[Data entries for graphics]

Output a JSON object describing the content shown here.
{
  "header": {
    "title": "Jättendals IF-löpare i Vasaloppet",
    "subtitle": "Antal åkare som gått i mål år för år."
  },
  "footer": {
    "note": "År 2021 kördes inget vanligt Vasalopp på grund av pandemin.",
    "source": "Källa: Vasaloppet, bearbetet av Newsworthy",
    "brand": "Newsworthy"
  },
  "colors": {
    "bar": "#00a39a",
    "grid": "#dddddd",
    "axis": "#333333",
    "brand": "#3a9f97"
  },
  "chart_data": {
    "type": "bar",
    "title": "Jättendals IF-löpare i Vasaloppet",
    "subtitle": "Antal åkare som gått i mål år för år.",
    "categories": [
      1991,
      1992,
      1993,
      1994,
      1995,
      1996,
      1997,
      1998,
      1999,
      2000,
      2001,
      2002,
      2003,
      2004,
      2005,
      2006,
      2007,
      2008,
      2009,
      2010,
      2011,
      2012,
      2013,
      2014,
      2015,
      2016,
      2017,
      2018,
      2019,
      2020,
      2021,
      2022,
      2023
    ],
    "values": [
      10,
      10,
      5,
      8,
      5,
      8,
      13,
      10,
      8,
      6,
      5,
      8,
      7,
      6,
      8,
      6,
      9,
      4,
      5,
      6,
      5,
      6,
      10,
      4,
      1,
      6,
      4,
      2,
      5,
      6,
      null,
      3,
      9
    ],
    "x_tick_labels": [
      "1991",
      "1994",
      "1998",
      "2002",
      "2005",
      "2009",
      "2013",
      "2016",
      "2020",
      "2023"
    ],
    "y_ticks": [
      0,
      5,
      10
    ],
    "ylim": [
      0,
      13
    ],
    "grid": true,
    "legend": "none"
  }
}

| SHORT PROBLEM |
Could you transcribe the records in full, exactly?

| EXPECTED ANSWER |
Output a JSON object describing the content shown here.
{
  "header": {
    "title": "Jättendals IF-löpare i Vasaloppet",
    "subtitle": "Antal åkare som gått i mål år för år."
  },
  "footer": {
    "note": "År 2021 kördes inget vanligt Vasalopp på grund av pandemin.",
    "source": "Källa: Vasaloppet, bearbetet av Newsworthy",
    "brand": "Newsworthy"
  },
  "colors": {
    "bar": "#00a39a",
    "grid": "#dddddd",
    "axis": "#333333",
    "brand": "#3a9f97"
  },
  "chart_data": {
    "type": "bar",
    "title": "Jättendals IF-löpare i Vasaloppet",
    "subtitle": "Antal åkare som gått i mål år för år.",
    "categories": [
      1991,
      1992,
      1993,
      1994,
      1995,
      1996,
      1997,
      1998,
      1999,
      2000,
      2001,
      2002,
      2003,
      2004,
      2005,
      2006,
      2007,
      2008,
      2009,
      2010,
      2011,
      2012,
      2013,
      2014,
      2015,
      2016,
      2017,
      2018,
      2019,
      2020,
      2021,
      2022,
      2023
    ],
    "values": [
      10,
      10,
      5,
      8,
      5,
      8,
      13,
      10,
      8,
      6,
      5,
      8,
      7,
      6,
      8,
      6,
      9,
      4,
      5,
      6,
      5,
      6,
      10,
      4,
      1,
      6,
      4,
      2,
      5,
      6,
      null,
      3,
      9
    ],
    "x_tick_labels": [
      "1991",
      "1994",
      "1998",
      "2002",
      "2005",
      "2009",
      "2013",
      "2016",
      "2020",
      "2023"
    ],
    "y_ticks": [
      0,
      5,
      10
    ],
    "ylim": [
      0,
      13
    ],
    "grid": true,
    "legend": "none"
  }
}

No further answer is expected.